» Task requirements:
Take each line that has the word "shaping" and return it.

============================================================

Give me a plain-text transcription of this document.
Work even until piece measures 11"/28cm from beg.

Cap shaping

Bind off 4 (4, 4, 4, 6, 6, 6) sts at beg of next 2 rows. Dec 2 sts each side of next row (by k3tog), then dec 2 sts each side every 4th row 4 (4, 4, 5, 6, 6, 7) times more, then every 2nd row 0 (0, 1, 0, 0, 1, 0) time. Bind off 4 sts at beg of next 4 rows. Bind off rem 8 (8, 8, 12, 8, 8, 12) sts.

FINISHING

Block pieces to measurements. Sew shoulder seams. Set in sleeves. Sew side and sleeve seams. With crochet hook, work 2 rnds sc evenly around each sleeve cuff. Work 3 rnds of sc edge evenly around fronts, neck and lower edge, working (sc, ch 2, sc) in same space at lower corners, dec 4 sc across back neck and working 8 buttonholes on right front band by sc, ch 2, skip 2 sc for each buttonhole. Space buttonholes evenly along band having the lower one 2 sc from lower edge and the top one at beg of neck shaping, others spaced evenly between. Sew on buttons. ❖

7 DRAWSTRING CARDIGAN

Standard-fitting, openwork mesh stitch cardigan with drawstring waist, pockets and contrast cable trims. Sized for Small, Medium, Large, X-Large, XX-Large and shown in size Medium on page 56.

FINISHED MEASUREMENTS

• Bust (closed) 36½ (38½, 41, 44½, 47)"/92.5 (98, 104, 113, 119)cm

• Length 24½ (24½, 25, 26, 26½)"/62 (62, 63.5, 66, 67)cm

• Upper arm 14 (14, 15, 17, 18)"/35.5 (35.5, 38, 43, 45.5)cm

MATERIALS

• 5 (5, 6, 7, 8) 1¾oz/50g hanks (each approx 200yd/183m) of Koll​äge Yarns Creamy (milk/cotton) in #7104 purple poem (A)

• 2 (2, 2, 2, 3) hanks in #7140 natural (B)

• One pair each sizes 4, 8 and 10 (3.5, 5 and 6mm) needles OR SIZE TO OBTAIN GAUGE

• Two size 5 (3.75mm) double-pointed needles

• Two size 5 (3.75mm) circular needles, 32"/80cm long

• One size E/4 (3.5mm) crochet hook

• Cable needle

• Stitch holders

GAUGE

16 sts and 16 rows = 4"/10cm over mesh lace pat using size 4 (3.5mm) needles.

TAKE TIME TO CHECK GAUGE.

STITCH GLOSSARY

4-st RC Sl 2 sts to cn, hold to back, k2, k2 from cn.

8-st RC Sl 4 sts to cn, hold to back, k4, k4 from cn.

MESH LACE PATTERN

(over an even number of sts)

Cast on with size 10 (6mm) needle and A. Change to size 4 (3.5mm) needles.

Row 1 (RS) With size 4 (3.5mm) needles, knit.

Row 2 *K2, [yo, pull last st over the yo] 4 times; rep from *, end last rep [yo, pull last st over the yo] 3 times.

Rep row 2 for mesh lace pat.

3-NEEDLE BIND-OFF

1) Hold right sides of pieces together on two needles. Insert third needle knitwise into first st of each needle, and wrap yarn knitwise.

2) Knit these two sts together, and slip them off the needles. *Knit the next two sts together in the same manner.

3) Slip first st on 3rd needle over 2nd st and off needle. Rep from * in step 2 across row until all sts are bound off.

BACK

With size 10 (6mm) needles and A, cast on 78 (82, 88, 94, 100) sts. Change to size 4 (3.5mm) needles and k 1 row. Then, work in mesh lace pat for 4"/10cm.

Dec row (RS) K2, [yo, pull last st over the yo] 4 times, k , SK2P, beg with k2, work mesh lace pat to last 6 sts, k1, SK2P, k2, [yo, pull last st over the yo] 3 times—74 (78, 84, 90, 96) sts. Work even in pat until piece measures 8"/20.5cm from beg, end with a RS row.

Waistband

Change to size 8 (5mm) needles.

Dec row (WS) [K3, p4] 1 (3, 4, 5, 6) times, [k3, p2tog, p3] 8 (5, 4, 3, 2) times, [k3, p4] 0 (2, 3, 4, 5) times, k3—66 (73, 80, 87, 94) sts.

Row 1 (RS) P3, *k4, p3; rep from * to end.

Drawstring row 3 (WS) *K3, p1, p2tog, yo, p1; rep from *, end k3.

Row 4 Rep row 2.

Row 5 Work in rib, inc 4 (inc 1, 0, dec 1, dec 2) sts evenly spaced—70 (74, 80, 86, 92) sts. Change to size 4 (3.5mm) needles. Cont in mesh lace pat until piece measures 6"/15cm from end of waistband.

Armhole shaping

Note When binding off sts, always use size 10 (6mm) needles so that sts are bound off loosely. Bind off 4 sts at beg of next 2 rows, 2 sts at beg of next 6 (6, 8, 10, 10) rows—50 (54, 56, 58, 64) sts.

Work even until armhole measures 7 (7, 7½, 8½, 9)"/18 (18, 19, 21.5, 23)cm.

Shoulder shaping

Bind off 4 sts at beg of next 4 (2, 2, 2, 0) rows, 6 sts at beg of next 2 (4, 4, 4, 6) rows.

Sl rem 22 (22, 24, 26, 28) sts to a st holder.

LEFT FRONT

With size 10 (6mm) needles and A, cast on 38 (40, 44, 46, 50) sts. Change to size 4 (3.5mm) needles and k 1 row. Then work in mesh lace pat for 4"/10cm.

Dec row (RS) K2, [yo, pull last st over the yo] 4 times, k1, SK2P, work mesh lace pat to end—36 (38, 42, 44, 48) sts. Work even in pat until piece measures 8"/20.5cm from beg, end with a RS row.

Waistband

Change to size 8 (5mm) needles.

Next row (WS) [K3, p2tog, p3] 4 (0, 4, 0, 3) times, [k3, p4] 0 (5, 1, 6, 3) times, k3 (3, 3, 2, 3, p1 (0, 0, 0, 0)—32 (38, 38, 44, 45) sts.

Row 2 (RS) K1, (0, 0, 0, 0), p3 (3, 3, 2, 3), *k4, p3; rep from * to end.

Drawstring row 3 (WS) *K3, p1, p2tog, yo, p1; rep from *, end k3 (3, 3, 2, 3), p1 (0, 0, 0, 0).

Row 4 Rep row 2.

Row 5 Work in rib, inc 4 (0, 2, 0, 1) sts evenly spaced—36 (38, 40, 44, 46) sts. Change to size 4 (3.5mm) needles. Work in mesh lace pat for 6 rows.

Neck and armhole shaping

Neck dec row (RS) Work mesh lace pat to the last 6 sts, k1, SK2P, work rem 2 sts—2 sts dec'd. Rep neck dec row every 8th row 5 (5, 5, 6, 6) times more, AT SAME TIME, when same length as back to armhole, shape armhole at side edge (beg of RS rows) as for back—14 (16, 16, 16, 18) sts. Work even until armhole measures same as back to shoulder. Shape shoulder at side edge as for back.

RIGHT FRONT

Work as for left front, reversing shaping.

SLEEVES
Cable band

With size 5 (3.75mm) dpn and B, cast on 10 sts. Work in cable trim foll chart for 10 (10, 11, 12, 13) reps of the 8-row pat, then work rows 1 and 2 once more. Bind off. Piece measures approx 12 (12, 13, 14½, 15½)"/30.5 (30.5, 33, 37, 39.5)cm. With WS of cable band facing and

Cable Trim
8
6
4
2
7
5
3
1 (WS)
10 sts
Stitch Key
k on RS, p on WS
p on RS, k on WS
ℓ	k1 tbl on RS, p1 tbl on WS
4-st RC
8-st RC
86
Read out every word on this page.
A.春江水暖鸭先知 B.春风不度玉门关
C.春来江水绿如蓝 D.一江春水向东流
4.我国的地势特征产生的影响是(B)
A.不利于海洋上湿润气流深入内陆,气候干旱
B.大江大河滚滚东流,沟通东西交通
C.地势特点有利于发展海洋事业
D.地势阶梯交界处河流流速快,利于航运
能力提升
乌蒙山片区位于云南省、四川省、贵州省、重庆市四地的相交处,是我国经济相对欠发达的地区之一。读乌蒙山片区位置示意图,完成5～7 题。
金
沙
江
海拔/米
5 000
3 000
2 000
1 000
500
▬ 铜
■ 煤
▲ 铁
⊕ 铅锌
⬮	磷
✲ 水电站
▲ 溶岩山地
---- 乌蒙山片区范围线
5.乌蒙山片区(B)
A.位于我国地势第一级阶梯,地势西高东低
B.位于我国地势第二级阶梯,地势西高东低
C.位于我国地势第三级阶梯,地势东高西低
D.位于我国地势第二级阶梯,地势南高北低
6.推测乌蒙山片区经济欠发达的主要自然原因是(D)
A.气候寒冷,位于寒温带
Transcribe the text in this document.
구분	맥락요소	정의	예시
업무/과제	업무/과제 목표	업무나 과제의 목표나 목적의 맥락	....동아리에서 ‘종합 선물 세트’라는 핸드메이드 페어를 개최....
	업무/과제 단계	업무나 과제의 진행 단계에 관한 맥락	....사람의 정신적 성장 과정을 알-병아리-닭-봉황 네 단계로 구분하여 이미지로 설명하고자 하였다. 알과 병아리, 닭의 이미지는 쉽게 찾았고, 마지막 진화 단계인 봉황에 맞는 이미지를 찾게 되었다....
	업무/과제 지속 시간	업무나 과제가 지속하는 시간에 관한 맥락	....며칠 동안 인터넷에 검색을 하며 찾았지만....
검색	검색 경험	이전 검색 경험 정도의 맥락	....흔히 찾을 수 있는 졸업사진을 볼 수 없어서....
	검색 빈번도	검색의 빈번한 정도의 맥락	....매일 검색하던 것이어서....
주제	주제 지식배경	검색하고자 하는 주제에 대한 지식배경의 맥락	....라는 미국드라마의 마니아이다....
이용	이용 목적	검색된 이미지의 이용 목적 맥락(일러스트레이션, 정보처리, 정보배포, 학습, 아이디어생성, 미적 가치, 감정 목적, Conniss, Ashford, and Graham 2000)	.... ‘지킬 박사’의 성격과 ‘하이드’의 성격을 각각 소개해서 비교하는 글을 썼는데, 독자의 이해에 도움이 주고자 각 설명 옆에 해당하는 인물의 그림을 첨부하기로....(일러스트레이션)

============================================================

» Problem solution:
Cap shaping
Block pieces to measurements. Sew shoulder seams. Set in sleeves. Sew side and sleeve seams. With crochet hook, work 2 rnds sc evenly around each sleeve cuff. Work 3 rnds of sc edge evenly around fronts, neck and lower edge, working (sc, ch 2, sc) in same space at lower corners, dec 4 sc across back neck and working 8 buttonholes on right front band by sc, ch 2, skip 2 sc for each buttonhole. Space buttonholes evenly along band having the lower one 2 sc from lower edge and the top one at beg of neck shaping, others spaced evenly between. Sew on buttons. ❖
Armhole shaping
Shoulder shaping
Neck and armhole shaping
Work as for left front, reversing shaping.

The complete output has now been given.